Set task:
Reproduce exactly the lines from the one containing "OCR this image." through the last line of the records below, both included. Leave out any pictures.

Stored data:
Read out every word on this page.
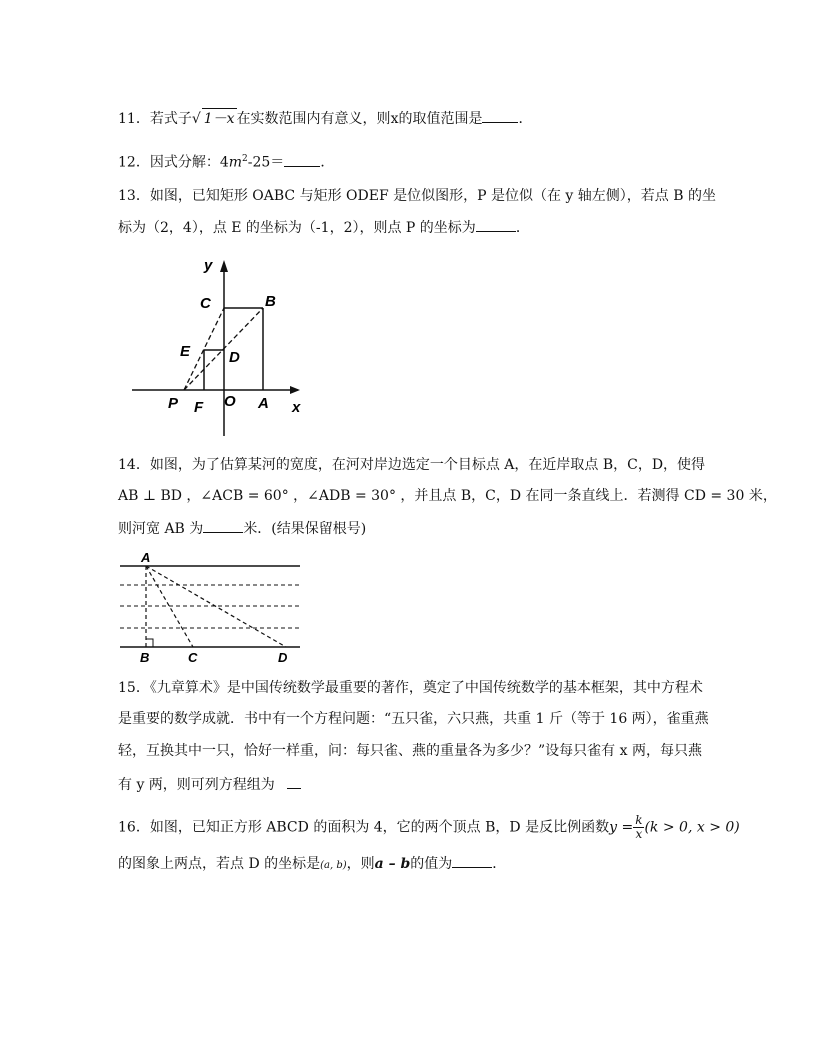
11．若式子√ 1－x 在实数范围内有意义，则x的取值范围是	．
12．因式分解：$4m^2-25=$	．
13．如图，已知矩形 OABC 与矩形 ODEF 是位似图形，P 是位似（在 y 轴左侧），若点 B 的坐
标为（2，4），点 E 的坐标为（-1，2），则点 P 的坐标为	．
y
x
C	B
E	D
P F O A
14．如图，为了估算某河的宽度，在河对岸边选定一个目标点 A，在近岸取点 B，C，D，使得
AB ⊥ BD ，∠ACB = 60° ，∠ADB = 30° ，并且点 B，C，D 在同一条直线上．若测得 CD = 30 米，
则河宽 AB 为	米．(结果保留根号)
A
B	C	D
15．《九章算术》是中国传统数学最重要的著作，奠定了中国传统数学的基本框架，其中方程术
是重要的数学成就．书中有一个方程问题：“五只雀，六只燕，共重 1 斤（等于 16 两），雀重燕
轻，互换其中一只，恰好一样重，问：每只雀、燕的重量各为多少？”设每只雀有 x 两，每只燕
有 y 两，则可列方程组为
16．如图，已知正方形 ABCD 的面积为 4，它的两个顶点 B，D 是反比例函数$y = \frac{k}{x} (k > 0$, x > 0)
的图象上两点，若点 D 的坐标是(a, b)，则a – b的值为	．
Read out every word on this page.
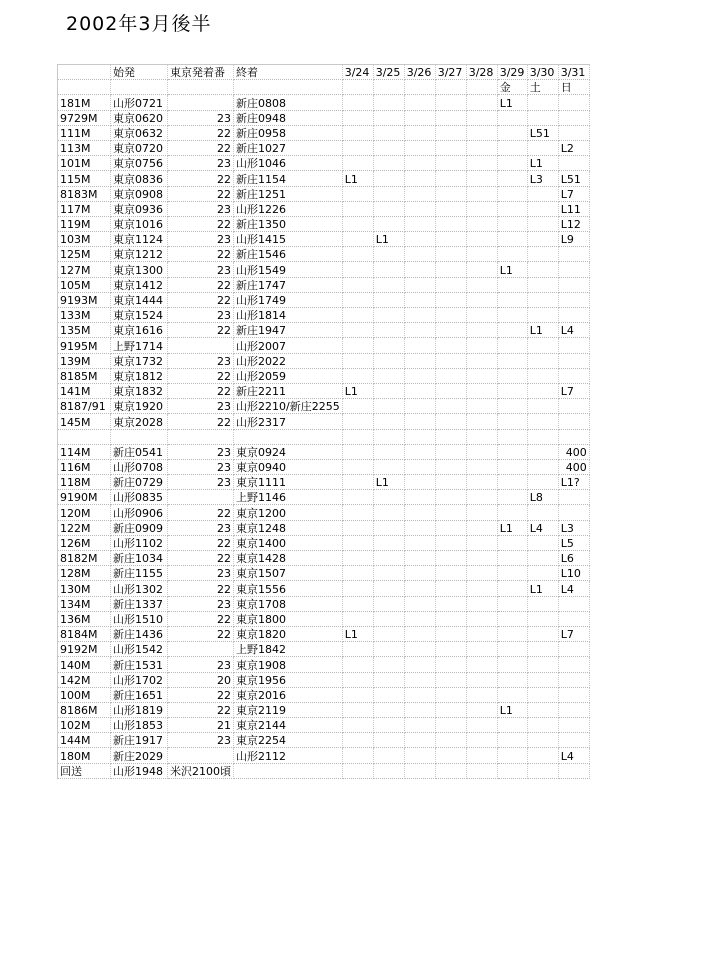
2002年3月後半
	始発	東京発着番	終着	3/24	3/25	3/26	3/27	3/28	3/29	3/30	3/31
									金	土	日
181M	山形0721		新庄0808						L1		
9729M	東京0620	23	新庄0948								
111M	東京0632	22	新庄0958							L51	
113M	東京0720	22	新庄1027								L2
101M	東京0756	23	山形1046							L1	
115M	東京0836	22	新庄1154	L1						L3	L51
8183M	東京0908	22	新庄1251								L7
117M	東京0936	23	山形1226								L11
119M	東京1016	22	新庄1350								L12
103M	東京1124	23	山形1415		L1						L9
125M	東京1212	22	新庄1546								
127M	東京1300	23	山形1549						L1		
105M	東京1412	22	新庄1747								
9193M	東京1444	22	山形1749								
133M	東京1524	23	山形1814								
135M	東京1616	22	新庄1947							L1	L4
9195M	上野1714		山形2007								
139M	東京1732	23	山形2022								
8185M	東京1812	22	山形2059								
141M	東京1832	22	新庄2211	L1							L7
8187/91	東京1920	23	山形2210/新庄2255								
145M	東京2028	22	山形2317								

114M	新庄0541	23	東京0924								400
116M	山形0708	23	東京0940								400
118M	新庄0729	23	東京1111		L1						L1?
9190M	山形0835		上野1146							L8	
120M	山形0906	22	東京1200								
122M	新庄0909	23	東京1248						L1	L4	L3
126M	山形1102	22	東京1400								L5
8182M	新庄1034	22	東京1428								L6
128M	新庄1155	23	東京1507								L10
130M	山形1302	22	東京1556							L1	L4
134M	新庄1337	23	東京1708								
136M	山形1510	22	東京1800								
8184M	新庄1436	22	東京1820	L1							L7
9192M	山形1542		上野1842								
140M	新庄1531	23	東京1908								
142M	山形1702	20	東京1956								
100M	新庄1651	22	東京2016								
8186M	山形1819	22	東京2119						L1		
102M	山形1853	21	東京2144								
144M	新庄1917	23	東京2254								
180M	新庄2029		山形2112								L4
回送	山形1948	米沢2100頃									
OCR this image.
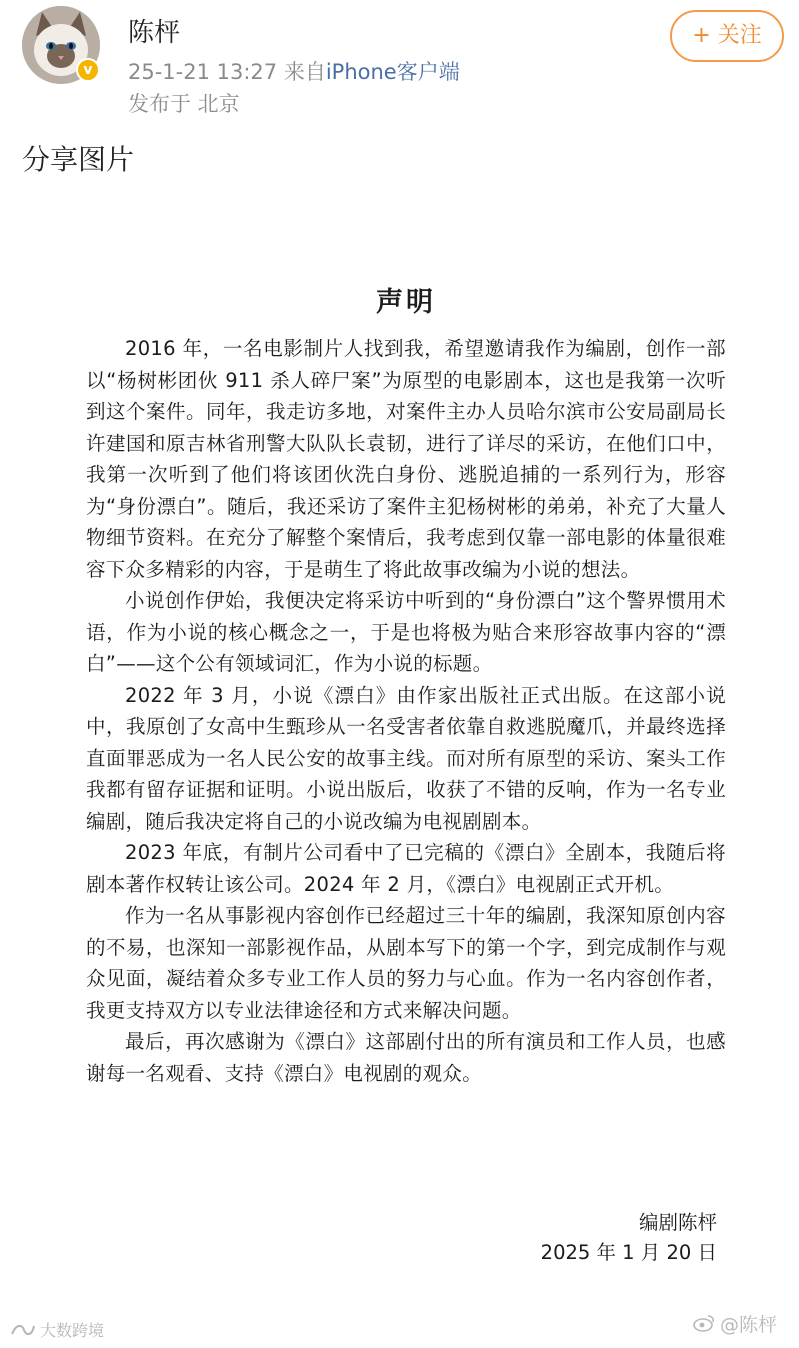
v
陈枰
25-1-21 13:27 来自iPhone客户端
发布于 北京
+ 关注
分享图片
声明

2016 年，一名电影制片人找到我，希望邀请我作为编剧，创作一部以“杨树彬团伙 911 杀人碎尸案”为原型的电影剧本，这也是我第一次听到这个案件。同年，我走访多地，对案件主办人员哈尔滨市公安局副局长许建国和原吉林省刑警大队队长袁韧，进行了详尽的采访，在他们口中，我第一次听到了他们将该团伙洗白身份、逃脱追捕的一系列行为，形容为“身份漂白”。随后，我还采访了案件主犯杨树彬的弟弟，补充了大量人物细节资料。在充分了解整个案情后，我考虑到仅靠一部电影的体量很难容下众多精彩的内容，于是萌生了将此故事改编为小说的想法。

小说创作伊始，我便决定将采访中听到的“身份漂白”这个警界惯用术语，作为小说的核心概念之一，于是也将极为贴合来形容故事内容的“漂白”——这个公有领域词汇，作为小说的标题。

2022 年 3 月，小说《漂白》由作家出版社正式出版。在这部小说中，我原创了女高中生甄珍从一名受害者依靠自救逃脱魔爪，并最终选择直面罪恶成为一名人民公安的故事主线。而对所有原型的采访、案头工作我都有留存证据和证明。小说出版后，收获了不错的反响，作为一名专业编剧，随后我决定将自己的小说改编为电视剧剧本。

2023 年底，有制片公司看中了已完稿的《漂白》全剧本，我随后将剧本著作权转让该公司。2024 年 2 月，《漂白》电视剧正式开机。

作为一名从事影视内容创作已经超过三十年的编剧，我深知原创内容的不易，也深知一部影视作品，从剧本写下的第一个字，到完成制作与观众见面，凝结着众多专业工作人员的努力与心血。作为一名内容创作者，我更支持双方以专业法律途径和方式来解决问题。

最后，再次感谢为《漂白》这部剧付出的所有演员和工作人员，也感谢每一名观看、支持《漂白》电视剧的观众。

编剧陈枰
2025 年 1 月 20 日
大数跨境	@陈枰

Response below:
OCR this image.
v
陈枰
25-1-21 13:27 来自iPhone客户端
发布于 北京
+ 关注
分享图片
声明

2016 年，一名电影制片人找到我，希望邀请我作为编剧，创作一部以“杨树彬团伙 911 杀人碎尸案”为原型的电影剧本，这也是我第一次听到这个案件。同年，我走访多地，对案件主办人员哈尔滨市公安局副局长许建国和原吉林省刑警大队队长袁韧，进行了详尽的采访，在他们口中，我第一次听到了他们将该团伙洗白身份、逃脱追捕的一系列行为，形容为“身份漂白”。随后，我还采访了案件主犯杨树彬的弟弟，补充了大量人物细节资料。在充分了解整个案情后，我考虑到仅靠一部电影的体量很难容下众多精彩的内容，于是萌生了将此故事改编为小说的想法。

小说创作伊始，我便决定将采访中听到的“身份漂白”这个警界惯用术语，作为小说的核心概念之一，于是也将极为贴合来形容故事内容的“漂白”——这个公有领域词汇，作为小说的标题。

2022 年 3 月，小说《漂白》由作家出版社正式出版。在这部小说中，我原创了女高中生甄珍从一名受害者依靠自救逃脱魔爪，并最终选择直面罪恶成为一名人民公安的故事主线。而对所有原型的采访、案头工作我都有留存证据和证明。小说出版后，收获了不错的反响，作为一名专业编剧，随后我决定将自己的小说改编为电视剧剧本。

2023 年底，有制片公司看中了已完稿的《漂白》全剧本，我随后将剧本著作权转让该公司。2024 年 2 月，《漂白》电视剧正式开机。

作为一名从事影视内容创作已经超过三十年的编剧，我深知原创内容的不易，也深知一部影视作品，从剧本写下的第一个字，到完成制作与观众见面，凝结着众多专业工作人员的努力与心血。作为一名内容创作者，我更支持双方以专业法律途径和方式来解决问题。

最后，再次感谢为《漂白》这部剧付出的所有演员和工作人员，也感谢每一名观看、支持《漂白》电视剧的观众。

编剧陈枰
2025 年 1 月 20 日
大数跨境	@陈枰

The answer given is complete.